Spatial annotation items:
──────────
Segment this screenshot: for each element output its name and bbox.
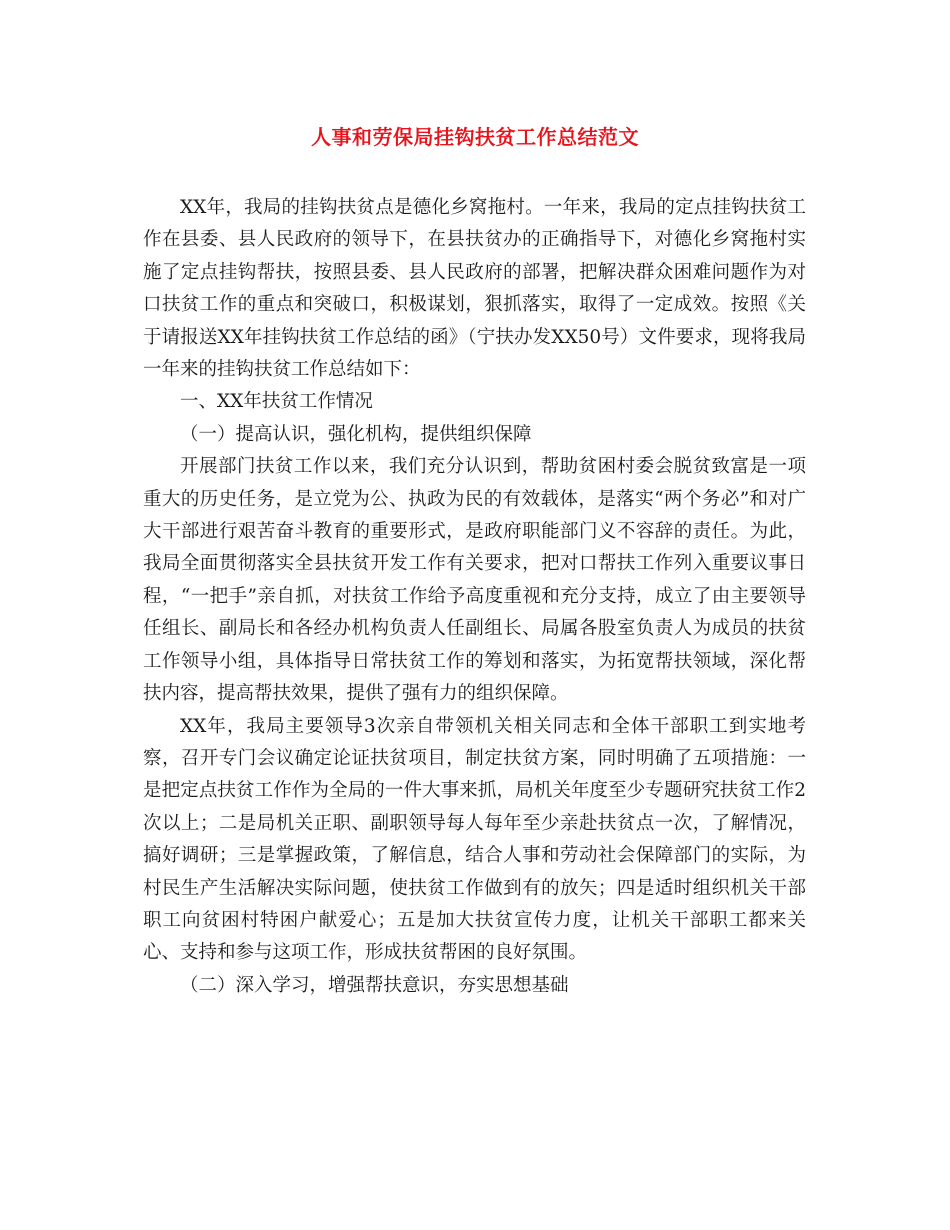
intro-paragraph: XX年，我局的挂钩扶贫点是德化乡窝拖村。一年来，我局的定点挂钩扶贫工作在县委、县人民政府的领导下，在县扶贫办的正确指导下，对德化乡窝拖村实施了定点挂钩帮扶，按照县委、县人民政府的部署，把解决群众困难问题作为对口扶贫工作的重点和突破口，积极谋划，狠抓落实，取得了一定成效。按照《关于请报送XX年挂钩扶贫工作总结的函》（宁扶办发XX50号）文件要求，现将我局一年来的挂钩扶贫工作总结如下： <box>143 197 806 381</box>
document-title: 人事和劳保局挂钩扶贫工作总结范文 <box>311 125 639 149</box>
document-body <box>143 192 806 1002</box>
body-paragraph-2: XX年，我局主要领导3次亲自带领机关相关同志和全体干部职工到实地考察，召开专门会议确定论证扶贫项目，制定扶贫方案，同时明确了五项措施：一是把定点扶贫工作作为全局的一件大事来抓，局机关年度至少专题研究扶贫工作2次以上；二是局机关正职、副职领导每人每年至少亲赴扶贫点一次，了解情况，搞好调研；三是掌握政策，了解信息，结合人事和劳动社会保障部门的实际，为村民生产生活解决实际问题，使扶贫工作做到有的放矢；四是适时组织机关干部职工向贫困村特困户献爱心；五是加大扶贫宣传力度，让机关干部职工都来关心、支持和参与这项工作，形成扶贫帮困的良好氛围。 <box>143 715 806 964</box>
subsection-heading-1: （一）提高认识，强化机构，提供组织保障 <box>180 423 532 445</box>
section-heading-1: 一、XX年扶贫工作情况 <box>180 391 373 413</box>
body-paragraph-1: 开展部门扶贫工作以来，我们充分认识到，帮助贫困村委会脱贫致富是一项重大的历史任务，是立党为公、执政为民的有效载体，是落实“两个务必”和对广大干部进行艰苦奋斗教育的重要形式，是政府职能部门义不容辞的责任。为此，我局全面贯彻落实全县扶贫开发工作有关要求，把对口帮扶工作列入重要议事日程，“一把手”亲自抓，对扶贫工作给予高度重视和充分支持，成立了由主要领导任组长、副局长和各经办机构负责人任副组长、局属各股室负责人为成员的扶贫工作领导小组，具体指导日常扶贫工作的筹划和落实，为拓宽帮扶领域，深化帮扶内容，提高帮扶效果，提供了强有力的组织保障。 <box>143 456 806 705</box>
subsection-heading-2: （二）深入学习，增强帮扶意识，夯实思想基础 <box>180 974 569 996</box>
──────────
■ **Stated goal**
Can you arrange every line of the items above as a Markdown table with the columns Row and Line, skipping blank lines and leaving out the pictures?

■ **Output for this exercise**
| Row | Line |
|---|---|
| 1 | Segment this screenshot: for each element output its name and bbox. |
| 2 | intro-paragraph: XX年，我局的挂钩扶贫点是德化乡窝拖村。一年来，我局的定点挂钩扶贫工作在县委、县人民政府的领导下，在县扶贫办的正确指导下，对德化乡窝拖村实施了定点挂钩帮扶，按照县委、县人民政府的部署，把解决群众困难问题作为对口扶贫工作的重点和突破口，积极谋划，狠抓落实，取得了一定成效。按照《关于请报送XX年挂钩扶贫工作总结的函》（宁扶办发XX50号）文件要求，现将我局一年来的挂钩扶贫工作总结如下： <box>143 197 806 381</box> |
| 3 | document-title: 人事和劳保局挂钩扶贫工作总结范文 <box>311 125 639 149</box> |
| 4 | document-body <box>143 192 806 1002</box> |
| 5 | body-paragraph-2: XX年，我局主要领导3次亲自带领机关相关同志和全体干部职工到实地考察，召开专门会议确定论证扶贫项目，制定扶贫方案，同时明确了五项措施：一是把定点扶贫工作作为全局的一件大事来抓，局机关年度至少专题研究扶贫工作2次以上；二是局机关正职、副职领导每人每年至少亲赴扶贫点一次，了解情况，搞好调研；三是掌握政策，了解信息，结合人事和劳动社会保障部门的实际，为村民生产生活解决实际问题，使扶贫工作做到有的放矢；四是适时组织机关干部职工向贫困村特困户献爱心；五是加大扶贫宣传力度，让机关干部职工都来关心、支持和参与这项工作，形成扶贫帮困的良好氛围。 <box>143 715 806 964</box> |
| 6 | subsection-heading-1: （一）提高认识，强化机构，提供组织保障 <box>180 423 532 445</box> |
| 7 | section-heading-1: 一、XX年扶贫工作情况 <box>180 391 373 413</box> |
| 8 | body-paragraph-1: 开展部门扶贫工作以来，我们充分认识到，帮助贫困村委会脱贫致富是一项重大的历史任务，是立党为公、执政为民的有效载体，是落实“两个务必”和对广大干部进行艰苦奋斗教育的重要形式，是政府职能部门义不容辞的责任。为此，我局全面贯彻落实全县扶贫开发工作有关要求，把对口帮扶工作列入重要议事日程，“一把手”亲自抓，对扶贫工作给予高度重视和充分支持，成立了由主要领导任组长、副局长和各经办机构负责人任副组长、局属各股室负责人为成员的扶贫工作领导小组，具体指导日常扶贫工作的筹划和落实，为拓宽帮扶领域，深化帮扶内容，提高帮扶效果，提供了强有力的组织保障。 <box>143 456 806 705</box> |
| 9 | subsection-heading-2: （二）深入学习，增强帮扶意识，夯实思想基础 <box>180 974 569 996</box> |